# START OF INPUT MATERIAL

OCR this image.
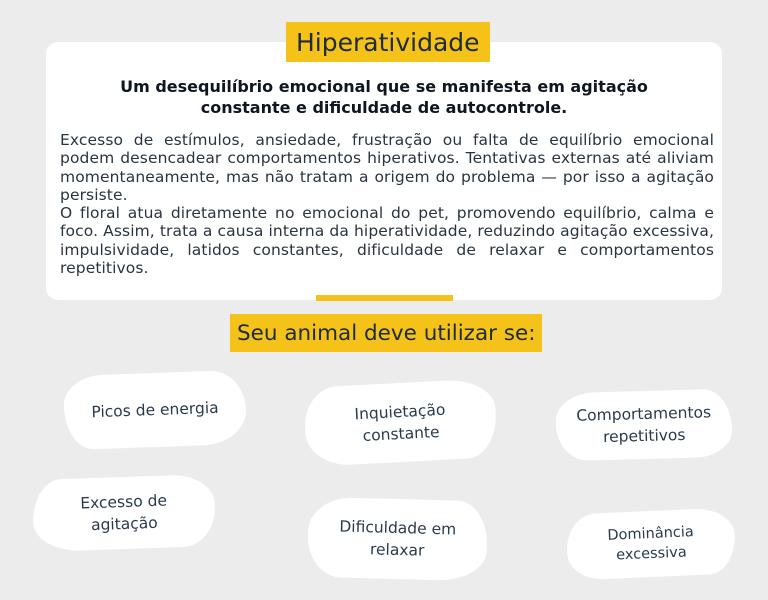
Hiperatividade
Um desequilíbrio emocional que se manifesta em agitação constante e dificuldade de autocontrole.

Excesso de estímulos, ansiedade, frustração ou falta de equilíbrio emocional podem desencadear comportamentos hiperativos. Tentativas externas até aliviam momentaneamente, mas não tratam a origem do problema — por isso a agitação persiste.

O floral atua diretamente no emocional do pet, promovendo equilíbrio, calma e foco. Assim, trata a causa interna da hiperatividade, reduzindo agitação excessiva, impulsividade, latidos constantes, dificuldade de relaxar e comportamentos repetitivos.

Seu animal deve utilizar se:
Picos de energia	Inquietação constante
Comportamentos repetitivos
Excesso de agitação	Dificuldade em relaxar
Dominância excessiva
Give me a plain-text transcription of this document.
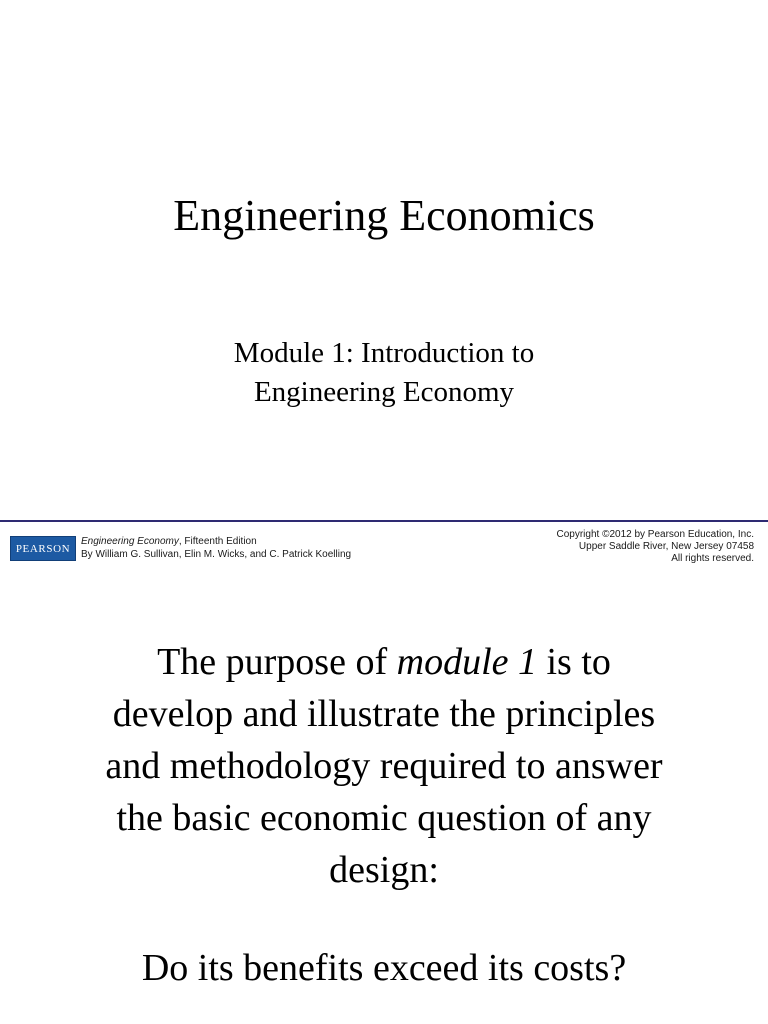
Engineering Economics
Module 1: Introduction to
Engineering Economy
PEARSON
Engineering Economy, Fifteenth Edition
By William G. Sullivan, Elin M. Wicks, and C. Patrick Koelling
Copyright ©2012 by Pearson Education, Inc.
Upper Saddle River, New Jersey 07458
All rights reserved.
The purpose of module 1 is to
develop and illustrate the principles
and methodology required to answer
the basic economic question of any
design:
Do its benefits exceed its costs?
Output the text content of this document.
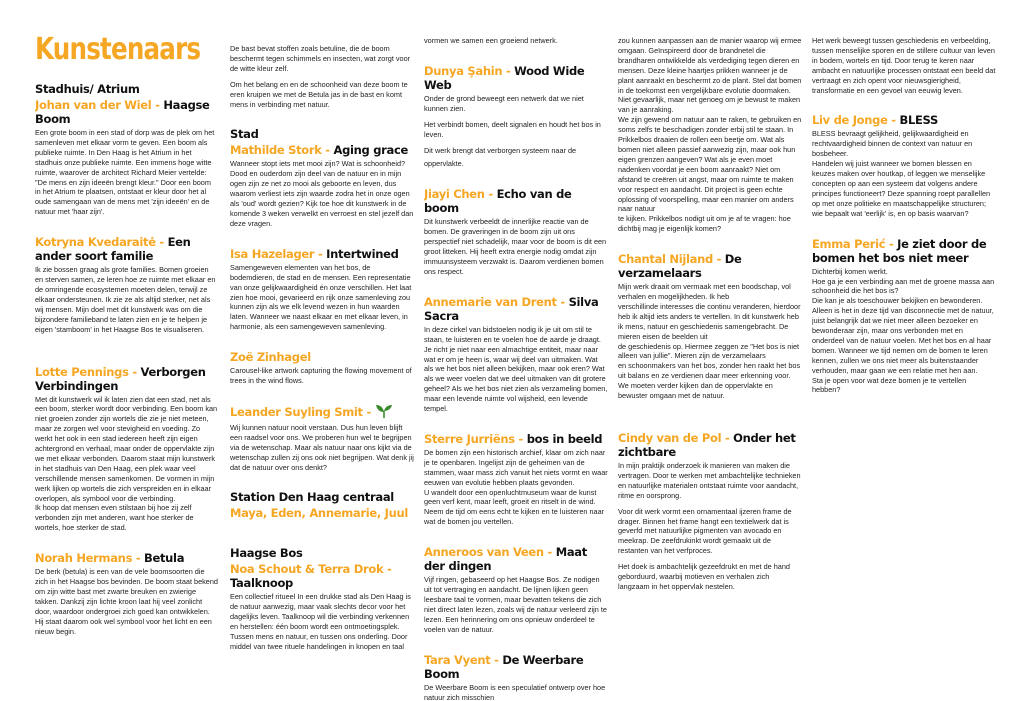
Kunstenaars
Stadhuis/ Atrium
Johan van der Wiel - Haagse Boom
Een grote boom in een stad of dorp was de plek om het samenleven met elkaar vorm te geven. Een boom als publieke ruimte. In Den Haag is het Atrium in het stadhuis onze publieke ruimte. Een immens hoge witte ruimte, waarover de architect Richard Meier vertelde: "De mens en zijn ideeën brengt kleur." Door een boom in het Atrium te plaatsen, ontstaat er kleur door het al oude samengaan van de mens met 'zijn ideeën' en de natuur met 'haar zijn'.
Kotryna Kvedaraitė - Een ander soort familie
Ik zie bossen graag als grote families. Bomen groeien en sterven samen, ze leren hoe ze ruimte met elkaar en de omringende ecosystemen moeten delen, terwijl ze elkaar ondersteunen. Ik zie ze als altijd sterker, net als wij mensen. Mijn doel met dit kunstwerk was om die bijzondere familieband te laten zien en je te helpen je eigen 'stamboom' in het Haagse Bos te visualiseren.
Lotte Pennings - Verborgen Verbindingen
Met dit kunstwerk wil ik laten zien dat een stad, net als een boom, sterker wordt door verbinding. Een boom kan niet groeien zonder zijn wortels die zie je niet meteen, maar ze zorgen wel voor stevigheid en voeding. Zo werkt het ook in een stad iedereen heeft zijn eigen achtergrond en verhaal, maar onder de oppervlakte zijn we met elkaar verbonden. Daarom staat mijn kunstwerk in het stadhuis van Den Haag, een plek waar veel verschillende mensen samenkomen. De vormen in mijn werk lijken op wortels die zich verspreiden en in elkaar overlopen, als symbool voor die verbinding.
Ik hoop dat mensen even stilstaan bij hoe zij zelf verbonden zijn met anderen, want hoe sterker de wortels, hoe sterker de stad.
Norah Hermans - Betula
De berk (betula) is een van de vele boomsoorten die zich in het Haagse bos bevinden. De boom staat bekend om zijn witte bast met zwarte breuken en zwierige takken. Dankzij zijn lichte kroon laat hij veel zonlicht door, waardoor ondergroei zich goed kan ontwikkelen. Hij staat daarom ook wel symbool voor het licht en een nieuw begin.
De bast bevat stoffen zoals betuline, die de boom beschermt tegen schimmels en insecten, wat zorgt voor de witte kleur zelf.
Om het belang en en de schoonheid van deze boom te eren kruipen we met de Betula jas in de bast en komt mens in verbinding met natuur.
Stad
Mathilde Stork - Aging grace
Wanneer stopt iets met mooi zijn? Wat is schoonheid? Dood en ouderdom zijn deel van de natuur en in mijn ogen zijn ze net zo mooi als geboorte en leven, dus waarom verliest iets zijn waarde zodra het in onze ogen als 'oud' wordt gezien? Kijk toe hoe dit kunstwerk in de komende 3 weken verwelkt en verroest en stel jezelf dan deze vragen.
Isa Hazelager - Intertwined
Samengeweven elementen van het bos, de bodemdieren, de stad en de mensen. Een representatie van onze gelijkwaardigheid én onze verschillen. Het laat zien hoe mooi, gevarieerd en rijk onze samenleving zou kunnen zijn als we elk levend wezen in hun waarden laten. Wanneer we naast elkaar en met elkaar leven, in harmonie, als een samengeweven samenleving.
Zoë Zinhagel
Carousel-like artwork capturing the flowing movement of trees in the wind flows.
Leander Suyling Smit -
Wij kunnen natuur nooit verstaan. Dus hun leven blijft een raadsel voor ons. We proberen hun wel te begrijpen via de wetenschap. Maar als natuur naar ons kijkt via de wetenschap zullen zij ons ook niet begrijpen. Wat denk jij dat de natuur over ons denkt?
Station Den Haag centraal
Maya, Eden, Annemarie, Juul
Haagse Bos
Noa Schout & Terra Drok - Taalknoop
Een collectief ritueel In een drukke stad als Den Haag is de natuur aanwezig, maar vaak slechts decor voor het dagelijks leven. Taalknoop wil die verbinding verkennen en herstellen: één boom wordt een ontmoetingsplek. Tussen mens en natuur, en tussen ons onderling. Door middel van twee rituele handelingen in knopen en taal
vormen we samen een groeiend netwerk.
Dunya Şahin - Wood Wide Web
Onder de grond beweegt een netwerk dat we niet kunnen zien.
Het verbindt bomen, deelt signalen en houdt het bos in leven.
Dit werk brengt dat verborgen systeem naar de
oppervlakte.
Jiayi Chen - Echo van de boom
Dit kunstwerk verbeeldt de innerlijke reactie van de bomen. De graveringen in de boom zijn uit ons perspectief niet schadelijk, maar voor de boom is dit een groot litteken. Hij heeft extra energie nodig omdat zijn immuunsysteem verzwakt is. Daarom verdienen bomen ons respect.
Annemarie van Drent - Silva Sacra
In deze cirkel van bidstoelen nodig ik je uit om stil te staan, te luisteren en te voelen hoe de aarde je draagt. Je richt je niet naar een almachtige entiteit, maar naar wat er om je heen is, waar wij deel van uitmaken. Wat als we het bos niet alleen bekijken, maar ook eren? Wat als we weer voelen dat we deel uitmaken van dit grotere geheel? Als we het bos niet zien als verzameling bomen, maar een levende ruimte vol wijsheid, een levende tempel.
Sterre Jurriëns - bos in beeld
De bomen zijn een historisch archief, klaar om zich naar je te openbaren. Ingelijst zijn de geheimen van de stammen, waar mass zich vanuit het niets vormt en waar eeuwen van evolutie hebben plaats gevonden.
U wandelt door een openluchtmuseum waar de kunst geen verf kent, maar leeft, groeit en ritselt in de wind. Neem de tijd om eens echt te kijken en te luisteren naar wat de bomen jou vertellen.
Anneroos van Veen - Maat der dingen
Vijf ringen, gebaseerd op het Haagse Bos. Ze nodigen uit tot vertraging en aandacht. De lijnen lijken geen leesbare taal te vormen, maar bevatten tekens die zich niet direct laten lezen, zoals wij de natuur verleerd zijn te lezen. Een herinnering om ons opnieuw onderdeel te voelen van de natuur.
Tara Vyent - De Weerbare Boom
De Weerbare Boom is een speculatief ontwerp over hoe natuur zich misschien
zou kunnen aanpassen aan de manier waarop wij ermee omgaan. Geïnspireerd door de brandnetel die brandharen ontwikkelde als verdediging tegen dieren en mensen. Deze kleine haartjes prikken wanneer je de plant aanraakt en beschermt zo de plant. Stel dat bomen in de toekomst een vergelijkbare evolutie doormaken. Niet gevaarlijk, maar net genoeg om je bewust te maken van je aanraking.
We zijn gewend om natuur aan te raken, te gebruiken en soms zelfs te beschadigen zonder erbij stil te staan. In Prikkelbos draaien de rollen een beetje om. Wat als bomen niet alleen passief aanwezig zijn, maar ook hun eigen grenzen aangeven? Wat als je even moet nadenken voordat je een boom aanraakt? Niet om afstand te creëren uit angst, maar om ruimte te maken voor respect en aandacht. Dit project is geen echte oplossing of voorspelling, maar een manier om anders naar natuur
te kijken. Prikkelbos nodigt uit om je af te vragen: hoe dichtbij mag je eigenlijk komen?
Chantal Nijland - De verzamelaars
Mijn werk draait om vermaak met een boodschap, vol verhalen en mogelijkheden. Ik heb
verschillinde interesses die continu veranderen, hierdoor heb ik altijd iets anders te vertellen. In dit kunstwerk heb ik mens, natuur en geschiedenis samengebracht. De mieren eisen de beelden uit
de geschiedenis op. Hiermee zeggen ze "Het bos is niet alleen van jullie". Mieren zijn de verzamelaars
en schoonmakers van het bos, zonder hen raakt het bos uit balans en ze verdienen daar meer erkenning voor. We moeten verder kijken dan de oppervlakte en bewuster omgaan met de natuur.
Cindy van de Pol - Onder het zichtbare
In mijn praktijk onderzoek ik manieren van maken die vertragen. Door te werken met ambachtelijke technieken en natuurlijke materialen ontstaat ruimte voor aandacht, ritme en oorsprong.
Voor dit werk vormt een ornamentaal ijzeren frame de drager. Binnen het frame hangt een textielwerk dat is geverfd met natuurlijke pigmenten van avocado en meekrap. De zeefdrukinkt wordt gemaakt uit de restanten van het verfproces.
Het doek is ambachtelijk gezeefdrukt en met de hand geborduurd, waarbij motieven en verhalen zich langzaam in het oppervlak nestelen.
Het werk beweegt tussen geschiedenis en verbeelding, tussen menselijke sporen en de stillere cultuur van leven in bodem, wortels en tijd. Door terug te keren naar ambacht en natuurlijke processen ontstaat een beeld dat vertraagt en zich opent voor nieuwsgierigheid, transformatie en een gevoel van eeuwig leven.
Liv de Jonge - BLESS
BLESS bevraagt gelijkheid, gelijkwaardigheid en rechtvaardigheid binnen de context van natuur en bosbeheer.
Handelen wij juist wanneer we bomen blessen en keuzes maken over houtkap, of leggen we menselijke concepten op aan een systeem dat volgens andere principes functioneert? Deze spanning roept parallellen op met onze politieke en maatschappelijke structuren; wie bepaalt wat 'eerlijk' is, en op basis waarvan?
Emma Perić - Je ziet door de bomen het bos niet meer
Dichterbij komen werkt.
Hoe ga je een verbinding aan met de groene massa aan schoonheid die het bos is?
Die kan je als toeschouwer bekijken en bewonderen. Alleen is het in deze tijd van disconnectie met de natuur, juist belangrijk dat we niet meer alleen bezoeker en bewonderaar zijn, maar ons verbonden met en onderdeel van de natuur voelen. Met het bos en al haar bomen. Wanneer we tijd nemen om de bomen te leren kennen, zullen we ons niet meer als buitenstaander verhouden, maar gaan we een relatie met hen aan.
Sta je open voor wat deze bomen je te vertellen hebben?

# END OF INPUT MATERIAL

■ **PROBLEM DESCRIPTION**: Return every line from the records above that holds the word "Taalknoop".

■ **ANSWER TO THE TASK**:
Noa Schout & Terra Drok - Taalknoop
Een collectief ritueel In een drukke stad als Den Haag is de natuur aanwezig, maar vaak slechts decor voor het dagelijks leven. Taalknoop wil die verbinding verkennen en herstellen: één boom wordt een ontmoetingsplek. Tussen mens en natuur, en tussen ons onderling. Door middel van twee rituele handelingen in knopen en taal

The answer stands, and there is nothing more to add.